▶ [Description of the task]: Within the records below, how many lines contain "heading"? The answer is that number alone.

--- Records supplied Enclosed Below ---

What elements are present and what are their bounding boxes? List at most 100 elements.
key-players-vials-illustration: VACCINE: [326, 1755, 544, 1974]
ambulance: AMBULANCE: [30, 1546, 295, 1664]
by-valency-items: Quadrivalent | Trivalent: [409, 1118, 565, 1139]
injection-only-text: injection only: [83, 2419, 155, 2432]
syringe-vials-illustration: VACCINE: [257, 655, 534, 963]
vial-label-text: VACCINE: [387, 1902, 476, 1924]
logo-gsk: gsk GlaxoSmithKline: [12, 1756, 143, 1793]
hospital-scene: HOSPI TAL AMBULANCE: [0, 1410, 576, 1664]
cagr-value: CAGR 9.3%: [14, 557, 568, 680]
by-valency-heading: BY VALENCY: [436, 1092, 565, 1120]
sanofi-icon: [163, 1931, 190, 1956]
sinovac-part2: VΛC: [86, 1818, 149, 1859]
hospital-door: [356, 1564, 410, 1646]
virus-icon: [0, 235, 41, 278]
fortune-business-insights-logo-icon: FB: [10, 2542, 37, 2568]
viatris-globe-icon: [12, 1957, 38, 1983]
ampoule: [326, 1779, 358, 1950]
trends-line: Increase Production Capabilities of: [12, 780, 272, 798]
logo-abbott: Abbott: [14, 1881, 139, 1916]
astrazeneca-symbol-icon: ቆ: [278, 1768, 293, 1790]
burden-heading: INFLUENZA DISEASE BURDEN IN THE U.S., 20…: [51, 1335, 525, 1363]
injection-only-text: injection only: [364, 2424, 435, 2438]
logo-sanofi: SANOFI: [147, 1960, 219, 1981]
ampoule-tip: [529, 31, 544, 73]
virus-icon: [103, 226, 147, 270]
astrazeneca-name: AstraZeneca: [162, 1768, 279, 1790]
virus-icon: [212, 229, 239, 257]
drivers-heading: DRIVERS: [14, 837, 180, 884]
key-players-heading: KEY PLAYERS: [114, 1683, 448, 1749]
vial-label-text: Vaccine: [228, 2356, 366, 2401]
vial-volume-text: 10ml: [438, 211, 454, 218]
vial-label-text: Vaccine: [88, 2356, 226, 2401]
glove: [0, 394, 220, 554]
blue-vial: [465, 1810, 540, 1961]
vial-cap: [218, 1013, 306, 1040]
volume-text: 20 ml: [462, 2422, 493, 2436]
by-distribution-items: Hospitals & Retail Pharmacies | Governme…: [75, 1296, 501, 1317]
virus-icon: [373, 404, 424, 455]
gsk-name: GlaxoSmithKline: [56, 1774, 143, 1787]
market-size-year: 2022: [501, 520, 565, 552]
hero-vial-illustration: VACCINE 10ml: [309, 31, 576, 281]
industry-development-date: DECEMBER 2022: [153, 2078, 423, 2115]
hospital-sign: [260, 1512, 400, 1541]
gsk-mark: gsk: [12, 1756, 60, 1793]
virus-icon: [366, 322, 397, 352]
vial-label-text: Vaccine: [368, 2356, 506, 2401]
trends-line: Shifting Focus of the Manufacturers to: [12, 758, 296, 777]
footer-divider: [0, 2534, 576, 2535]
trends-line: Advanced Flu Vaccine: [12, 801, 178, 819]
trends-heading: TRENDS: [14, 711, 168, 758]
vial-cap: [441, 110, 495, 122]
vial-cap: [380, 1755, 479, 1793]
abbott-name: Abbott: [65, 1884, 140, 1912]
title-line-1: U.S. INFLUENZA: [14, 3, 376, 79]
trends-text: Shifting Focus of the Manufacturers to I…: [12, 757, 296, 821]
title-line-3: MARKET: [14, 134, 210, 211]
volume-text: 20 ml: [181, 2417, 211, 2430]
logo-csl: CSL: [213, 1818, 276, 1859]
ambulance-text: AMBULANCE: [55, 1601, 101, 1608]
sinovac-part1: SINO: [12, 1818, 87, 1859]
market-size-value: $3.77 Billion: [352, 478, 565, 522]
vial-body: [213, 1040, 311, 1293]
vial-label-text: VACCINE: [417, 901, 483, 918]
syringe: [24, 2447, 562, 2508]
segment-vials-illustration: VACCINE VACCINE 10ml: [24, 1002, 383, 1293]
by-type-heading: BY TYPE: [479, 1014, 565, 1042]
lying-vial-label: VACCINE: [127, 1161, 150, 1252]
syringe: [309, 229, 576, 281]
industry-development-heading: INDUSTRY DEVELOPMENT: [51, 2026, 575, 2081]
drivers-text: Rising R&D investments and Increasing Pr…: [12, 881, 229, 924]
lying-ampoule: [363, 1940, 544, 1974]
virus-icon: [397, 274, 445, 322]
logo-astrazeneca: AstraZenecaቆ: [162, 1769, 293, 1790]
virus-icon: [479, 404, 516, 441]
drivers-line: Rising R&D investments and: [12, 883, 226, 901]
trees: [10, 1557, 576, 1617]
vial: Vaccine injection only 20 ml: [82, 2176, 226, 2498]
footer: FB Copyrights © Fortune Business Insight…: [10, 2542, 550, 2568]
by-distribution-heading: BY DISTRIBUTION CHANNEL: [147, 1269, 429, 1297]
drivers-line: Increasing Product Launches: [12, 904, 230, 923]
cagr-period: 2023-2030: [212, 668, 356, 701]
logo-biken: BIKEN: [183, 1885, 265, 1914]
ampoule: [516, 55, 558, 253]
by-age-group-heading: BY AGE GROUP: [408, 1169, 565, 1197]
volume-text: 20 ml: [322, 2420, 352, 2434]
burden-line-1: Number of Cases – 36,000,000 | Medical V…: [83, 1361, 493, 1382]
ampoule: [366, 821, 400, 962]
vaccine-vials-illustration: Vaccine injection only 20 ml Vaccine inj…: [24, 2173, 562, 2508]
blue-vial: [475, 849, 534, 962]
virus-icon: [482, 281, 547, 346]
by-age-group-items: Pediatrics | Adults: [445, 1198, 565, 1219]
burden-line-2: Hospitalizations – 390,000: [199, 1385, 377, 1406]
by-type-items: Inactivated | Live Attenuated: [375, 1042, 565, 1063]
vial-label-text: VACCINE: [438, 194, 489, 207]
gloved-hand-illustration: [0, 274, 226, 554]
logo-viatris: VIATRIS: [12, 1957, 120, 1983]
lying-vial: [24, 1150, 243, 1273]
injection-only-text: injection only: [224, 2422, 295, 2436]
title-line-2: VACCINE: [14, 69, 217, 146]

--- End of Enclosed Records supplied ---

▶ [Result for this task]: 9